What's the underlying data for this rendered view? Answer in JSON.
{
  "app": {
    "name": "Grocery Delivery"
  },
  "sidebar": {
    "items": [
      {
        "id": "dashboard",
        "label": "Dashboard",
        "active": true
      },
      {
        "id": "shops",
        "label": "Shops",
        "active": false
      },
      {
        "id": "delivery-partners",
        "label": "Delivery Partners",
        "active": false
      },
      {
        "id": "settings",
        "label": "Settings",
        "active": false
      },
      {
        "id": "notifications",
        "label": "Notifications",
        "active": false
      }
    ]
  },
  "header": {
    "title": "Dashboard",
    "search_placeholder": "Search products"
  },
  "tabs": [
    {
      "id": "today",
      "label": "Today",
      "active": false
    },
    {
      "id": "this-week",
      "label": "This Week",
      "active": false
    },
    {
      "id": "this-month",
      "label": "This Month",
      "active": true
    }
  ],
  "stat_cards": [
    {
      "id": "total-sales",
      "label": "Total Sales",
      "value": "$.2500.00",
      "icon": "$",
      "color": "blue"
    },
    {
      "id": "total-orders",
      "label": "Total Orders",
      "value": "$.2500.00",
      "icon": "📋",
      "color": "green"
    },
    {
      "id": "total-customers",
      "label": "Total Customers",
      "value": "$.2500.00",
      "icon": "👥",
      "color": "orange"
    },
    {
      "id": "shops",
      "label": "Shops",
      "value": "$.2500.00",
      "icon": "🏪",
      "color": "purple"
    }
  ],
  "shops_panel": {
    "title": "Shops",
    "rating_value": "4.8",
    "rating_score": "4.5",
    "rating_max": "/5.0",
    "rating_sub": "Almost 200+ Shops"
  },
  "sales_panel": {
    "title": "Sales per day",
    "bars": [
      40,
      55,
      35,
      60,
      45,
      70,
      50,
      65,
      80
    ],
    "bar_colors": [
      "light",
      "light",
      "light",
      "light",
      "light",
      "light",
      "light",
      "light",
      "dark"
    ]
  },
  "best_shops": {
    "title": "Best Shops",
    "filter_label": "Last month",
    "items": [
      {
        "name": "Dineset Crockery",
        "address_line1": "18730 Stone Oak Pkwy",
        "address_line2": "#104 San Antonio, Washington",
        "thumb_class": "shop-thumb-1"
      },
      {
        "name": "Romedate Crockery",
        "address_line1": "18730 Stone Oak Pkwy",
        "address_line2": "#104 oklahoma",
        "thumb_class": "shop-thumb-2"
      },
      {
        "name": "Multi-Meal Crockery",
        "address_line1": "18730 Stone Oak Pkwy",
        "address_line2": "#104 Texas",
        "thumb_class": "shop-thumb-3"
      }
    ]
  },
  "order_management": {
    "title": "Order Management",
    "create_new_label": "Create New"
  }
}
____
_Stated exercise_.
Note how many lines of the material contain the string "name". Then report that number by itself.

_The result_.
4